What is asked: Retype, without alteration, each line from the line containing "OCR this image." to the final line of the records.

Data supplied:
----

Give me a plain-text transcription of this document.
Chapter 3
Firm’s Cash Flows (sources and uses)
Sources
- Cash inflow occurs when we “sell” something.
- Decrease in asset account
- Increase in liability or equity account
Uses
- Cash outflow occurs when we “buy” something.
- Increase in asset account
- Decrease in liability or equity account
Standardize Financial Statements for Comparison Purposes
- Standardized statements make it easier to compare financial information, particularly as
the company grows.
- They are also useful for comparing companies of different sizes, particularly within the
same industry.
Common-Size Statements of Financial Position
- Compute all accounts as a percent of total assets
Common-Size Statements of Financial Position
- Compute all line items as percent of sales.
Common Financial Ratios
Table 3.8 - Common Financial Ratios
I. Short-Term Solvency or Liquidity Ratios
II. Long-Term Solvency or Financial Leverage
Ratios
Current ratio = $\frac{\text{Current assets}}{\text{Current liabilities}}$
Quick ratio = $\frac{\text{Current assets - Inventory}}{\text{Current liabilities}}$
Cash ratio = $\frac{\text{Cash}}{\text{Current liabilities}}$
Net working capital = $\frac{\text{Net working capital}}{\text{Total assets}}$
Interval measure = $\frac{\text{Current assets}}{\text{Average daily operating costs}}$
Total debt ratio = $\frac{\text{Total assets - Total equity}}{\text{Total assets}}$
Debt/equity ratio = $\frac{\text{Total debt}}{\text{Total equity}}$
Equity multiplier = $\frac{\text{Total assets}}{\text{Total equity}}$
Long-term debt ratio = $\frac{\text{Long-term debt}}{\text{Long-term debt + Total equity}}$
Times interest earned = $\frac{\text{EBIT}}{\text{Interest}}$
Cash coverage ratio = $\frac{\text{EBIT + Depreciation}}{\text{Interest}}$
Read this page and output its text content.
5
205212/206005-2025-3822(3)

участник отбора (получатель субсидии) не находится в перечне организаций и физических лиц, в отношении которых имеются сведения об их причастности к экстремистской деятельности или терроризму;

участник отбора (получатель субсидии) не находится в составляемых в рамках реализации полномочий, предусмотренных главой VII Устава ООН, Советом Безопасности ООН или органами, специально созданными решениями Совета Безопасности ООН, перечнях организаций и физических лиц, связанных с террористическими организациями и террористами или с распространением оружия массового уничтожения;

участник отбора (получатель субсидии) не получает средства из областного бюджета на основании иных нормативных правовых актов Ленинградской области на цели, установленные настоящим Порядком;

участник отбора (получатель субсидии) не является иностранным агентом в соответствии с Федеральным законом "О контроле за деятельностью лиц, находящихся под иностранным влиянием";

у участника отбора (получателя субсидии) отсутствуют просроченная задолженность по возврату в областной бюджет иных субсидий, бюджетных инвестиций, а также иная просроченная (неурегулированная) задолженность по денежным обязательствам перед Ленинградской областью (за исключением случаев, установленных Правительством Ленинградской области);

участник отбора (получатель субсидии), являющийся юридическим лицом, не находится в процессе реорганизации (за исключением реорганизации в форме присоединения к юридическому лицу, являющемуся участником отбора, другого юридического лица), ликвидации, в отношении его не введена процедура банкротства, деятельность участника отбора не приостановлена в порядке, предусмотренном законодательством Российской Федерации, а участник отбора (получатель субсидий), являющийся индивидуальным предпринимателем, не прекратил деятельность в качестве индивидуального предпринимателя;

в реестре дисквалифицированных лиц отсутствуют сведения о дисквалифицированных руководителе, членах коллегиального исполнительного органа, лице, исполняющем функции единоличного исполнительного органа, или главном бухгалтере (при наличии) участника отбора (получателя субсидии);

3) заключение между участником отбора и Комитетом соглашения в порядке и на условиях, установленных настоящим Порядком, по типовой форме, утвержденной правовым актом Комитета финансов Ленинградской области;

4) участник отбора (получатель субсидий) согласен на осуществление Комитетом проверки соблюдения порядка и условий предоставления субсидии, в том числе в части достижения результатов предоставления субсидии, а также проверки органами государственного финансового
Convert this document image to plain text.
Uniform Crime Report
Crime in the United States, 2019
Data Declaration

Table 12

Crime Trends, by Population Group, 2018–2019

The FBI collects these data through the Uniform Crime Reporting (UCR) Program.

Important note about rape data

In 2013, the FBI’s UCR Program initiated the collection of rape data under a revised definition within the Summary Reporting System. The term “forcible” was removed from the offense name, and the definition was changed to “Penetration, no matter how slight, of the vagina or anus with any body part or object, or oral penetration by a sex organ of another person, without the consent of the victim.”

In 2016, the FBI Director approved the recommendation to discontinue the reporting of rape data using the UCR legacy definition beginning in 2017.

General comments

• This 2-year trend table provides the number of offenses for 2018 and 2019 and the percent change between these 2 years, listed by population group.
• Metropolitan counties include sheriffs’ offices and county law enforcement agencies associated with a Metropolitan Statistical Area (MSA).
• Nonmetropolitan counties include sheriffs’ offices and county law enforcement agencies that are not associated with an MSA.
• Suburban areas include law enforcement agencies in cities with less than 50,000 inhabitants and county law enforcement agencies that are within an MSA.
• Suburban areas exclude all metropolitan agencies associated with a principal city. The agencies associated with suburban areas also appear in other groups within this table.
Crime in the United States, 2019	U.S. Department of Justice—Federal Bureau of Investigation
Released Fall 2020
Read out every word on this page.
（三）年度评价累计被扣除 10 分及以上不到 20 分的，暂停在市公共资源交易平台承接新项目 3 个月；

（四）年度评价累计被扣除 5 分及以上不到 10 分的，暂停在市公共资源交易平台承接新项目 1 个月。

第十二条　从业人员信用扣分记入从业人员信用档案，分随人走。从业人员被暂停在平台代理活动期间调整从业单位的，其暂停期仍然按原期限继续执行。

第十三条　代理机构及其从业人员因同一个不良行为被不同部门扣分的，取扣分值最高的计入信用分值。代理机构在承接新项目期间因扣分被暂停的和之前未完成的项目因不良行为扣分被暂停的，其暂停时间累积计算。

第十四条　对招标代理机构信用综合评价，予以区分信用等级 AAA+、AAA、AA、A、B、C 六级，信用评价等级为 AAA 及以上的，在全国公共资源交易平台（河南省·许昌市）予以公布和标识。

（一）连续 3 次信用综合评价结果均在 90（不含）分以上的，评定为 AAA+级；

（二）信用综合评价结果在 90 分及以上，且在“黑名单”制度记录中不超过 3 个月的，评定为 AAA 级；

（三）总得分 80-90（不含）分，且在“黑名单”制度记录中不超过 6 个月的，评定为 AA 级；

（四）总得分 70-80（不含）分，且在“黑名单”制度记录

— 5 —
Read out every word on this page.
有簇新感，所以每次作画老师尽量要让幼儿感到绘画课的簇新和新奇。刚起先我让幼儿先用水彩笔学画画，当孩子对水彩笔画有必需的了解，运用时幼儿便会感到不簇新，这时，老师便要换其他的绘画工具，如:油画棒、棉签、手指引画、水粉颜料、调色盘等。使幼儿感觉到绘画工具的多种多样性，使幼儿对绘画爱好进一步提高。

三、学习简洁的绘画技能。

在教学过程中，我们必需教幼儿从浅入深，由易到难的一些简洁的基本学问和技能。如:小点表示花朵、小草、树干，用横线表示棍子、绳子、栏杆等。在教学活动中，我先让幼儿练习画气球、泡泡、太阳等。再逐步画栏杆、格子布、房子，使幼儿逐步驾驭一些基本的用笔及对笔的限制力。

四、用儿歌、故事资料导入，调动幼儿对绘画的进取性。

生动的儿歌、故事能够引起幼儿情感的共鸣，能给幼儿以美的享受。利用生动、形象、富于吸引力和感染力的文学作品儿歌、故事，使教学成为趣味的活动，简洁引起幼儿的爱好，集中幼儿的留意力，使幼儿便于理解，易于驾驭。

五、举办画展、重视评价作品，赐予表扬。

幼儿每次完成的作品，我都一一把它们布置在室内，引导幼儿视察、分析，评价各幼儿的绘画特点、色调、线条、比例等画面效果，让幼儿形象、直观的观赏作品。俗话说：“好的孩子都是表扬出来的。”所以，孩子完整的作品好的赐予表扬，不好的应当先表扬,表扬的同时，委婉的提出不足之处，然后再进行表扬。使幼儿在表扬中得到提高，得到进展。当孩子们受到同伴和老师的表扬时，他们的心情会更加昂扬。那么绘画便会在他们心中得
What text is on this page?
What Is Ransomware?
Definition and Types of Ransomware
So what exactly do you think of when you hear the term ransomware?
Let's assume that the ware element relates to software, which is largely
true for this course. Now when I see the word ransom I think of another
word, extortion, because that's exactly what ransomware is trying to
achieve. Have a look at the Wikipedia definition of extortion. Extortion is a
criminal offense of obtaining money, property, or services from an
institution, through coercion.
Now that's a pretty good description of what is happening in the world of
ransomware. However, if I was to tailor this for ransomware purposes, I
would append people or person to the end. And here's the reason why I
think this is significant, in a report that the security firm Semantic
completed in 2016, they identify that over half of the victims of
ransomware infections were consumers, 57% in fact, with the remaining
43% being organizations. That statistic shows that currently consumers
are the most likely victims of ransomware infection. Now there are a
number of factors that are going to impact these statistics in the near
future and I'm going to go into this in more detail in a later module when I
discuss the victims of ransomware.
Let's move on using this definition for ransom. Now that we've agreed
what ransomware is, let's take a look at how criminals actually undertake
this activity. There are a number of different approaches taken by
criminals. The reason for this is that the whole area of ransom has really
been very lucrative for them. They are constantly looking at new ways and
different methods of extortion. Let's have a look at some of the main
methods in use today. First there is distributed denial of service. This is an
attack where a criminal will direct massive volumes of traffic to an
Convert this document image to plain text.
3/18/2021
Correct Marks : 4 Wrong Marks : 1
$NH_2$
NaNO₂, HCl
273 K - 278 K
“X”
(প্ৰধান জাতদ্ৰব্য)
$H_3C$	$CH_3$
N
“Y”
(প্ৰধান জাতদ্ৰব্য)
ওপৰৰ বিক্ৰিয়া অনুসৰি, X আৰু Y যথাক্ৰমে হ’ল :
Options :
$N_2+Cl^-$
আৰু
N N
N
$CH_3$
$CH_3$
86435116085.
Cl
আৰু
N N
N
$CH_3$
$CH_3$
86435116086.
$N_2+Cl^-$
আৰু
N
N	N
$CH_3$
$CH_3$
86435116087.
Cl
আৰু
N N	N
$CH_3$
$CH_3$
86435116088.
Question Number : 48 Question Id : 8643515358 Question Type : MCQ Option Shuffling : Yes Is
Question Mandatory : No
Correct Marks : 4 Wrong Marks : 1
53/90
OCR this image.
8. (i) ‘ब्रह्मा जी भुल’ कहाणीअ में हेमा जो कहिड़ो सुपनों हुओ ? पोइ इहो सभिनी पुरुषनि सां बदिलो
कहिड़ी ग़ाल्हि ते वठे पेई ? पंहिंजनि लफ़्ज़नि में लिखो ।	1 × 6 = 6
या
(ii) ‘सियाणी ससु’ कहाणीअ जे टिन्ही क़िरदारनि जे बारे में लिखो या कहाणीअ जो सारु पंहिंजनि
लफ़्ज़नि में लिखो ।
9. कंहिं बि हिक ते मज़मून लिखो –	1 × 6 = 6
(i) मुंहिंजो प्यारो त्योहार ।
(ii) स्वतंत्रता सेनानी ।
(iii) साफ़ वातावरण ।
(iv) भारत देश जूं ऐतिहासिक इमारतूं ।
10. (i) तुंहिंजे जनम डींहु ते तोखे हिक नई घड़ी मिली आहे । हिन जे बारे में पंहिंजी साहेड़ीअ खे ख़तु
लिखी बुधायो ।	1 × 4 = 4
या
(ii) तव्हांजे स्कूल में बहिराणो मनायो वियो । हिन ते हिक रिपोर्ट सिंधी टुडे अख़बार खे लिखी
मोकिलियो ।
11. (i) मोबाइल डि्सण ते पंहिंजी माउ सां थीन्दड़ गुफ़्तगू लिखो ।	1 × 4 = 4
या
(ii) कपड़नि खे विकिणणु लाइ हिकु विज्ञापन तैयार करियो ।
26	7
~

----

Result for this task:
OCR this image.
8. (i) ‘ब्रह्मा जी भुल’ कहाणीअ में हेमा जो कहिड़ो सुपनों हुओ ? पोइ इहो सभिनी पुरुषनि सां बदिलो
कहिड़ी ग़ाल्हि ते वठे पेई ? पंहिंजनि लफ़्ज़नि में लिखो ।	1 × 6 = 6
या
(ii) ‘सियाणी ससु’ कहाणीअ जे टिन्ही क़िरदारनि जे बारे में लिखो या कहाणीअ जो सारु पंहिंजनि
लफ़्ज़नि में लिखो ।
9. कंहिं बि हिक ते मज़मून लिखो –	1 × 6 = 6
(i) मुंहिंजो प्यारो त्योहार ।
(ii) स्वतंत्रता सेनानी ।
(iii) साफ़ वातावरण ।
(iv) भारत देश जूं ऐतिहासिक इमारतूं ।
10. (i) तुंहिंजे जनम डींहु ते तोखे हिक नई घड़ी मिली आहे । हिन जे बारे में पंहिंजी साहेड़ीअ खे ख़तु
लिखी बुधायो ।	1 × 4 = 4
या
(ii) तव्हांजे स्कूल में बहिराणो मनायो वियो । हिन ते हिक रिपोर्ट सिंधी टुडे अख़बार खे लिखी
मोकिलियो ।
11. (i) मोबाइल डि्सण ते पंहिंजी माउ सां थीन्दड़ गुफ़्तगू लिखो ।	1 × 4 = 4
या
(ii) कपड़नि खे विकिणणु लाइ हिकु विज्ञापन तैयार करियो ।
26	7
~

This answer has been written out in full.